:: RECORD LIST ::

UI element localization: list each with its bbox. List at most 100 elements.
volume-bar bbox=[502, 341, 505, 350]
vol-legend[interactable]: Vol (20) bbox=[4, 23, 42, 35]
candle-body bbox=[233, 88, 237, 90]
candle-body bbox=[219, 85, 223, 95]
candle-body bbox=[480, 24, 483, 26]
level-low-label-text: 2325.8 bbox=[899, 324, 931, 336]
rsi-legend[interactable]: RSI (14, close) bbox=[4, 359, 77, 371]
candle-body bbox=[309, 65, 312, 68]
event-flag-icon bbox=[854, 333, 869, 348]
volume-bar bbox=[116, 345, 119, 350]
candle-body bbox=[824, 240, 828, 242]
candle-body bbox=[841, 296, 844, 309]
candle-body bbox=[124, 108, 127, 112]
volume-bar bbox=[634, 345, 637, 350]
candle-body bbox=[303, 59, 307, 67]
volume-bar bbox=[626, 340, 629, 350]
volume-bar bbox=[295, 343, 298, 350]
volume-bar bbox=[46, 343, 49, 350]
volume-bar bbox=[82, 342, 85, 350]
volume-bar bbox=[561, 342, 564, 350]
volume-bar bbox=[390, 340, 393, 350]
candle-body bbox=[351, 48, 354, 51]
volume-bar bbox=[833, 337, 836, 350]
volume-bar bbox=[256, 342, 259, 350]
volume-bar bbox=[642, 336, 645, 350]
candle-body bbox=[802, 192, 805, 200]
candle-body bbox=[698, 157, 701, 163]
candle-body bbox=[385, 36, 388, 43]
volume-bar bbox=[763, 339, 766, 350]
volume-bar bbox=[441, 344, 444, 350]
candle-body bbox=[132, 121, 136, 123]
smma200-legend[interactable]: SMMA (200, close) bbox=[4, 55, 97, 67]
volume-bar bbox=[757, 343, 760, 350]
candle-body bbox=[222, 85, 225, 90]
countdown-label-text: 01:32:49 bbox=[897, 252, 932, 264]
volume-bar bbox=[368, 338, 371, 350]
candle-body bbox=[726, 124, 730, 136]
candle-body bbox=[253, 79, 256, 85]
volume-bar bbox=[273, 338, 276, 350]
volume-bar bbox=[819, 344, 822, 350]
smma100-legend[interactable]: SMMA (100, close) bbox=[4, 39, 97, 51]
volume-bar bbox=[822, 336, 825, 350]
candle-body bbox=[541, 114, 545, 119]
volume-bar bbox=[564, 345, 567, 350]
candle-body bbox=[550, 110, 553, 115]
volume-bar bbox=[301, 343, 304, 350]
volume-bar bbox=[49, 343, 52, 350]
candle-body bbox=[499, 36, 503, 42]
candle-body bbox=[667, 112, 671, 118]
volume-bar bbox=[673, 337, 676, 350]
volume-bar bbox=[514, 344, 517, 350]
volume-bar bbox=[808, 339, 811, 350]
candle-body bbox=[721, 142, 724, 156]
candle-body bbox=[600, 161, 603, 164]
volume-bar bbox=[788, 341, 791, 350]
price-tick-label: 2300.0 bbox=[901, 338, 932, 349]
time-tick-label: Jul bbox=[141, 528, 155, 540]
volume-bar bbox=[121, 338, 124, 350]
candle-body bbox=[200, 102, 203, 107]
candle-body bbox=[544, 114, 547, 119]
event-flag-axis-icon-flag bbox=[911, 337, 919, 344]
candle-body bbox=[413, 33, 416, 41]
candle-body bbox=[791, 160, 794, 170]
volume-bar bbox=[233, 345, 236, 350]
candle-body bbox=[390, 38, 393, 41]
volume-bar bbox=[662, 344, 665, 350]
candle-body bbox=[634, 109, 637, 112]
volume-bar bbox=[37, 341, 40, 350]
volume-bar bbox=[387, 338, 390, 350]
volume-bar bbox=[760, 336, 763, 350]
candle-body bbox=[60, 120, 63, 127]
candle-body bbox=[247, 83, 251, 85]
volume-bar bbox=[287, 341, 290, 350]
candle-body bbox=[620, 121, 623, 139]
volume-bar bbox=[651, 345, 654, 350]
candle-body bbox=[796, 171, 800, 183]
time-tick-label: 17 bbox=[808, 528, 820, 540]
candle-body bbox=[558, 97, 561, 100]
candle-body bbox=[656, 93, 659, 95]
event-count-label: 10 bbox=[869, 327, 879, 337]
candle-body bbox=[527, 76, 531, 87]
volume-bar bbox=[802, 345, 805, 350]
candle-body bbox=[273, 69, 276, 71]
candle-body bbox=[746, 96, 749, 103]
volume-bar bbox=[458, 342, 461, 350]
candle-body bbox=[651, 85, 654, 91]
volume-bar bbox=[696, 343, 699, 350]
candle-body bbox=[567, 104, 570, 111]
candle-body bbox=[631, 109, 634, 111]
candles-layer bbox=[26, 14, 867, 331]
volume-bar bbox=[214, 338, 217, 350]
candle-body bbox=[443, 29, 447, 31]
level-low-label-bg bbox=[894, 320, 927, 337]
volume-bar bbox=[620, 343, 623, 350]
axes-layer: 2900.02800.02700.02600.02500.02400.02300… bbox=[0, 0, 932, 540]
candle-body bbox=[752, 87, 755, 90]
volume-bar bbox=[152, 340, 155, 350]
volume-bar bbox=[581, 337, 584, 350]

:::
:: RECORD LIST ::

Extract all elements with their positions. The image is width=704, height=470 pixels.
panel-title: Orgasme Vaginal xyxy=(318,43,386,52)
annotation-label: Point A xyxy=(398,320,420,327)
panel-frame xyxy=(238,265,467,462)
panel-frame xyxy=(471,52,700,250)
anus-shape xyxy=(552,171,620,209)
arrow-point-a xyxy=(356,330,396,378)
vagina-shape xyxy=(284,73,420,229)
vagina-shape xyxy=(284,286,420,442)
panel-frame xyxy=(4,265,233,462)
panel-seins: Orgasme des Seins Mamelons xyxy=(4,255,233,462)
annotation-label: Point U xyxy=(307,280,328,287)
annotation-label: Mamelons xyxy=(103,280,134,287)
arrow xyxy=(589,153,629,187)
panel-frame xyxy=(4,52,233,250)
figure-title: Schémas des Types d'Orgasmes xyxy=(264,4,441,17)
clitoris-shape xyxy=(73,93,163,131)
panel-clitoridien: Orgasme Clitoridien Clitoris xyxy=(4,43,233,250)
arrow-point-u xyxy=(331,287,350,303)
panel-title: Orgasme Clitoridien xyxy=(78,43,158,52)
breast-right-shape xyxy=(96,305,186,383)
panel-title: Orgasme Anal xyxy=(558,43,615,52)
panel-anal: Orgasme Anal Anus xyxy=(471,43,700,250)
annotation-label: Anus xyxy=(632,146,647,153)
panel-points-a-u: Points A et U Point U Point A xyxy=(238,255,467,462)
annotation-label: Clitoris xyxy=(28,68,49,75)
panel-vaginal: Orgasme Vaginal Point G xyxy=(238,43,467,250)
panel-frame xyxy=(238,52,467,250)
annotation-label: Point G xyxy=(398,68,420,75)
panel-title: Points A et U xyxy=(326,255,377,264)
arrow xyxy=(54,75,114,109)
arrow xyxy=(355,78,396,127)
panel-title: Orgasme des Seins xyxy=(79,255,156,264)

:::

THE PROBLEM: Reproduce the stretch of entries from the line containing "UI element localization: list" through the line containing "candle-body bbox=[600, 161, 603, 164]", both lines included.

THE SOLUTION:
UI element localization: list each with its bbox. List at most 100 elements.
volume-bar bbox=[502, 341, 505, 350]
vol-legend[interactable]: Vol (20) bbox=[4, 23, 42, 35]
candle-body bbox=[233, 88, 237, 90]
candle-body bbox=[219, 85, 223, 95]
candle-body bbox=[480, 24, 483, 26]
level-low-label-text: 2325.8 bbox=[899, 324, 931, 336]
rsi-legend[interactable]: RSI (14, close) bbox=[4, 359, 77, 371]
candle-body bbox=[309, 65, 312, 68]
event-flag-icon bbox=[854, 333, 869, 348]
volume-bar bbox=[116, 345, 119, 350]
candle-body bbox=[824, 240, 828, 242]
candle-body bbox=[841, 296, 844, 309]
candle-body bbox=[124, 108, 127, 112]
volume-bar bbox=[634, 345, 637, 350]
candle-body bbox=[303, 59, 307, 67]
volume-bar bbox=[626, 340, 629, 350]
volume-bar bbox=[295, 343, 298, 350]
volume-bar bbox=[46, 343, 49, 350]
volume-bar bbox=[82, 342, 85, 350]
volume-bar bbox=[561, 342, 564, 350]
volume-bar bbox=[390, 340, 393, 350]
candle-body bbox=[351, 48, 354, 51]
volume-bar bbox=[833, 337, 836, 350]
volume-bar bbox=[256, 342, 259, 350]
volume-bar bbox=[642, 336, 645, 350]
candle-body bbox=[802, 192, 805, 200]
candle-body bbox=[698, 157, 701, 163]
candle-body bbox=[385, 36, 388, 43]
volume-bar bbox=[763, 339, 766, 350]
volume-bar bbox=[441, 344, 444, 350]
candle-body bbox=[132, 121, 136, 123]
smma200-legend[interactable]: SMMA (200, close) bbox=[4, 55, 97, 67]
volume-bar bbox=[757, 343, 760, 350]
candle-body bbox=[222, 85, 225, 90]
countdown-label-text: 01:32:49 bbox=[897, 252, 932, 264]
volume-bar bbox=[368, 338, 371, 350]
candle-body bbox=[726, 124, 730, 136]
candle-body bbox=[253, 79, 256, 85]
volume-bar bbox=[273, 338, 276, 350]
volume-bar bbox=[819, 344, 822, 350]
smma100-legend[interactable]: SMMA (100, close) bbox=[4, 39, 97, 51]
volume-bar bbox=[822, 336, 825, 350]
candle-body bbox=[541, 114, 545, 119]
volume-bar bbox=[564, 345, 567, 350]
candle-body bbox=[550, 110, 553, 115]
volume-bar bbox=[301, 343, 304, 350]
volume-bar bbox=[49, 343, 52, 350]
candle-body bbox=[499, 36, 503, 42]
candle-body bbox=[667, 112, 671, 118]
volume-bar bbox=[673, 337, 676, 350]
volume-bar bbox=[514, 344, 517, 350]
volume-bar bbox=[808, 339, 811, 350]
candle-body bbox=[721, 142, 724, 156]
candle-body bbox=[600, 161, 603, 164]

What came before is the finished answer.